(Rows from a dataset)
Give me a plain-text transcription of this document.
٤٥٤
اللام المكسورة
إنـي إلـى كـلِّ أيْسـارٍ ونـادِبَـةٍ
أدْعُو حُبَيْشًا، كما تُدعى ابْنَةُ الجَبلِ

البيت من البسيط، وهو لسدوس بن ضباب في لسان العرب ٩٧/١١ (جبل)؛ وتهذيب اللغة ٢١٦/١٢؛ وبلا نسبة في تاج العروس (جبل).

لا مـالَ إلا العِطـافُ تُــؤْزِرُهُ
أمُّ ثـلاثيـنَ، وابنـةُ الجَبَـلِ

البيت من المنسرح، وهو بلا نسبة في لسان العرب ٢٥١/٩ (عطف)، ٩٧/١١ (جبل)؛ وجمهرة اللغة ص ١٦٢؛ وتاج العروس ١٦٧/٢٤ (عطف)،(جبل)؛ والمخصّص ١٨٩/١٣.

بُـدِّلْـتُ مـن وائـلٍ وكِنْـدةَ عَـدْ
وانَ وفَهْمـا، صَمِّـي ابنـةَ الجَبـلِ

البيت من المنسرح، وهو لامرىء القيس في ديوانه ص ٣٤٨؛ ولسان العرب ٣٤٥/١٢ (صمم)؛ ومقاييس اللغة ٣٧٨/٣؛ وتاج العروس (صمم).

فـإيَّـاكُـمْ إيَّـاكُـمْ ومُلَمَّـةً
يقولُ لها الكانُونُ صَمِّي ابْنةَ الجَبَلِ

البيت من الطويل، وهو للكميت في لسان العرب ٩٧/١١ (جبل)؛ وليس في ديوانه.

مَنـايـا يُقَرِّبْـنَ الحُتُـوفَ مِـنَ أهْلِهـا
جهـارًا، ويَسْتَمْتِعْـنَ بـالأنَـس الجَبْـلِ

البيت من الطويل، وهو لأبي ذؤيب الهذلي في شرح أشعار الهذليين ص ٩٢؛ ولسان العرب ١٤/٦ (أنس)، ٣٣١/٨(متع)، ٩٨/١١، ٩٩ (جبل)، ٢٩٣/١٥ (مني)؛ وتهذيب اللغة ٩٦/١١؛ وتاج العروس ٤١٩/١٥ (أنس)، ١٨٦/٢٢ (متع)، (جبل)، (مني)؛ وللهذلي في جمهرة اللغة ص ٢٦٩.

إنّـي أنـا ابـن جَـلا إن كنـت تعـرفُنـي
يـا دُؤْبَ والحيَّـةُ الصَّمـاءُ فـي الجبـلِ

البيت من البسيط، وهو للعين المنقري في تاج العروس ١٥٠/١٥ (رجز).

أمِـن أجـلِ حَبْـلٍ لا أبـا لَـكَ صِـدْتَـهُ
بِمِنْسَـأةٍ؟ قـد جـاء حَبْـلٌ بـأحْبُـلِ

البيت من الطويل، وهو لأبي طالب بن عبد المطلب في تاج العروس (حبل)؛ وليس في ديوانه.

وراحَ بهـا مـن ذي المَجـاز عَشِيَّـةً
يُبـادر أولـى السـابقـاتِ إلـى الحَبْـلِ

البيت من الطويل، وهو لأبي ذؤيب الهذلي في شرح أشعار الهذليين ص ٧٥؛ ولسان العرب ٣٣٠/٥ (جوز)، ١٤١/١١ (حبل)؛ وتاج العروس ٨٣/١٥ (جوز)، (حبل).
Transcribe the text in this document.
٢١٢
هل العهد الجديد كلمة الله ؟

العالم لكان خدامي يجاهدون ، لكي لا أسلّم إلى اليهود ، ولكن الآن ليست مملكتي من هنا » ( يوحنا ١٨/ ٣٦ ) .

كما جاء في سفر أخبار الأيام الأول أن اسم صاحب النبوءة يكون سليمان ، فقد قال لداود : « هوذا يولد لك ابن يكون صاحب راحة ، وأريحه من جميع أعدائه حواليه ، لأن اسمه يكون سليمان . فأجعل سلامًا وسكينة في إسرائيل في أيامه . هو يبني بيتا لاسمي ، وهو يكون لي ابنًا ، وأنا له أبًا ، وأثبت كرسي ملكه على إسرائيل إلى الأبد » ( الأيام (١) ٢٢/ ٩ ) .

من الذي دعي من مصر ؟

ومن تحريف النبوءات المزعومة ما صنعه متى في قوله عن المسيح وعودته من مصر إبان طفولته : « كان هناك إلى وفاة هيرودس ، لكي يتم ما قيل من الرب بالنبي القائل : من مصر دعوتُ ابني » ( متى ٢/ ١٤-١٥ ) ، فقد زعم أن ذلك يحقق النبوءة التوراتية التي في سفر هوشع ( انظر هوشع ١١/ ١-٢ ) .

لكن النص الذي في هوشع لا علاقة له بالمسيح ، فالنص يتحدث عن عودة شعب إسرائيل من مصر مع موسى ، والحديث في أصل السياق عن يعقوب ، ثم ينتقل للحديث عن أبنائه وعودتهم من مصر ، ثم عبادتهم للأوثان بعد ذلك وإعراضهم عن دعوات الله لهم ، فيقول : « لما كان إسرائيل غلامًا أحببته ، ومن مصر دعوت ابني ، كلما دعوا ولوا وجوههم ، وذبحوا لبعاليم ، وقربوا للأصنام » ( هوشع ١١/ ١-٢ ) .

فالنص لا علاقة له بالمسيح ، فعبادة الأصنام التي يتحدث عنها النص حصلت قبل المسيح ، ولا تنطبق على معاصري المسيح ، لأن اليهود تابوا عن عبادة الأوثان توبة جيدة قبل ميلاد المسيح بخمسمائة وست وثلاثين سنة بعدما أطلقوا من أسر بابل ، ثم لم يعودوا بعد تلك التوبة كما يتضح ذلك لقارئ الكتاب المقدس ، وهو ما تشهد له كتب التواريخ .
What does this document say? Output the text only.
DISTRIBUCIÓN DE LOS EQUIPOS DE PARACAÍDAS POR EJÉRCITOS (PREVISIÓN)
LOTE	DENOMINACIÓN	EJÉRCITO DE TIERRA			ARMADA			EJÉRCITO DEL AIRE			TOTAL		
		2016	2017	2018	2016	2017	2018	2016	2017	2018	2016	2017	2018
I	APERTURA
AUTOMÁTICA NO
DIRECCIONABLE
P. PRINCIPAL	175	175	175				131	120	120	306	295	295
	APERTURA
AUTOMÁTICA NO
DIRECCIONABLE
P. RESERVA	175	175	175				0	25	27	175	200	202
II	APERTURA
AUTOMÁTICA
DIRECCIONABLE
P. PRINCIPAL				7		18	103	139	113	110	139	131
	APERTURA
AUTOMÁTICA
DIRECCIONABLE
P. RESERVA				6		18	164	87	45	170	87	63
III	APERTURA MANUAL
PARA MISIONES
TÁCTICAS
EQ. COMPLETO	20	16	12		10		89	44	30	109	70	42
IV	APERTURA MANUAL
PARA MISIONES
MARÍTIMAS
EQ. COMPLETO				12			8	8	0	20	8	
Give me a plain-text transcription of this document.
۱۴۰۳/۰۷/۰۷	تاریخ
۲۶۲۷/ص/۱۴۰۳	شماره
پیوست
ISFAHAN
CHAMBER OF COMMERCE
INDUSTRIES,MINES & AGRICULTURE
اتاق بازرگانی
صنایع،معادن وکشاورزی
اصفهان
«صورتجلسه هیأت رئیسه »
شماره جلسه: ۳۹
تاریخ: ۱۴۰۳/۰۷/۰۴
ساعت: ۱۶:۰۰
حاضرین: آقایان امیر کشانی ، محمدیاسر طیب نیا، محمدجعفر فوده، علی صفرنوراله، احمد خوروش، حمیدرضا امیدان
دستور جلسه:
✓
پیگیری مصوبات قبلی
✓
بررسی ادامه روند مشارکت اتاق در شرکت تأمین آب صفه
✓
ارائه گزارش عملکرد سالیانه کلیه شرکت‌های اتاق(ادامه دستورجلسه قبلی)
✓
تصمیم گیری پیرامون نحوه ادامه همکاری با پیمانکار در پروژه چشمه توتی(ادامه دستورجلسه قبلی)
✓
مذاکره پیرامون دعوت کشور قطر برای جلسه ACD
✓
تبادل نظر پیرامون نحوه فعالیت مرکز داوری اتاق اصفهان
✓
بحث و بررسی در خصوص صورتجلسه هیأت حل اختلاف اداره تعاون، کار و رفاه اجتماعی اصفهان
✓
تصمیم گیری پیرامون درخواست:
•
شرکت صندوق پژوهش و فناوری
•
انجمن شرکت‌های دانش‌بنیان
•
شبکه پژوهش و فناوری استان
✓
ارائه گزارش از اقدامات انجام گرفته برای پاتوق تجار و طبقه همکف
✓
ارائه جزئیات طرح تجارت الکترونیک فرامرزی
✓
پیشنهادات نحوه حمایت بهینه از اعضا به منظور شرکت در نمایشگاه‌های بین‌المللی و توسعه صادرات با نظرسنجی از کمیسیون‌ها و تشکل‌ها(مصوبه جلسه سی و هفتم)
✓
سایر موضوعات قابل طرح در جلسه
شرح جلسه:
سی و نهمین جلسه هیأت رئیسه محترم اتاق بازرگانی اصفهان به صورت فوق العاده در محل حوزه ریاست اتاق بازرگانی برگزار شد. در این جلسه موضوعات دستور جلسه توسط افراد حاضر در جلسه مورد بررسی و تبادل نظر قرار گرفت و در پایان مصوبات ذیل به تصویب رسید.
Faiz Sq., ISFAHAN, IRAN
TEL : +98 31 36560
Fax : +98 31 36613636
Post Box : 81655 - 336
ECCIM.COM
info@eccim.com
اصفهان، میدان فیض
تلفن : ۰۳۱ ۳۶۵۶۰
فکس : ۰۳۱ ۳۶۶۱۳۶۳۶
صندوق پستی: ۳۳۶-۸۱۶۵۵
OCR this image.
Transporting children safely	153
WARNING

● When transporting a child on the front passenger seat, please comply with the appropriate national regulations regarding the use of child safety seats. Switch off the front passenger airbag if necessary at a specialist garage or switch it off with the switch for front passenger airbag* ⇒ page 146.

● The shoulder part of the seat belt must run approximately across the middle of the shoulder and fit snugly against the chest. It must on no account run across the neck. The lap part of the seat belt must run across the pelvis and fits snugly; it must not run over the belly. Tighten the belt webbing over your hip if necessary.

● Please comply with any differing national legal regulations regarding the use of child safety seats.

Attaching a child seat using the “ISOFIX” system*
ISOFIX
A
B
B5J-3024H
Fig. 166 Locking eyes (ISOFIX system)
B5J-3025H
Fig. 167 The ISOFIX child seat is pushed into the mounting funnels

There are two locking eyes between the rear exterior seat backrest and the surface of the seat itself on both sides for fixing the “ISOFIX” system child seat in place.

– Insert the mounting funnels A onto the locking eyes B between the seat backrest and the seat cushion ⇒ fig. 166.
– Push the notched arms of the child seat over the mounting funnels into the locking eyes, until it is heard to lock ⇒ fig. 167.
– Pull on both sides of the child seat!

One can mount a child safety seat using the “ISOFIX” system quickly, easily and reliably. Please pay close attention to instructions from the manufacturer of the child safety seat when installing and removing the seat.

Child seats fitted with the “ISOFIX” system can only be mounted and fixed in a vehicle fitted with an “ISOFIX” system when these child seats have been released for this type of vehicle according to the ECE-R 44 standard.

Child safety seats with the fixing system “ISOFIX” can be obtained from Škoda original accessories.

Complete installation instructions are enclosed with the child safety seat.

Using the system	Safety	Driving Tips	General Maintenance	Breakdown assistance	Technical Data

Direction ->
Each line in the listing above that contains "MANUAL" should be copied.

Solution to this task ->
III	APERTURA MANUAL
IV	APERTURA MANUAL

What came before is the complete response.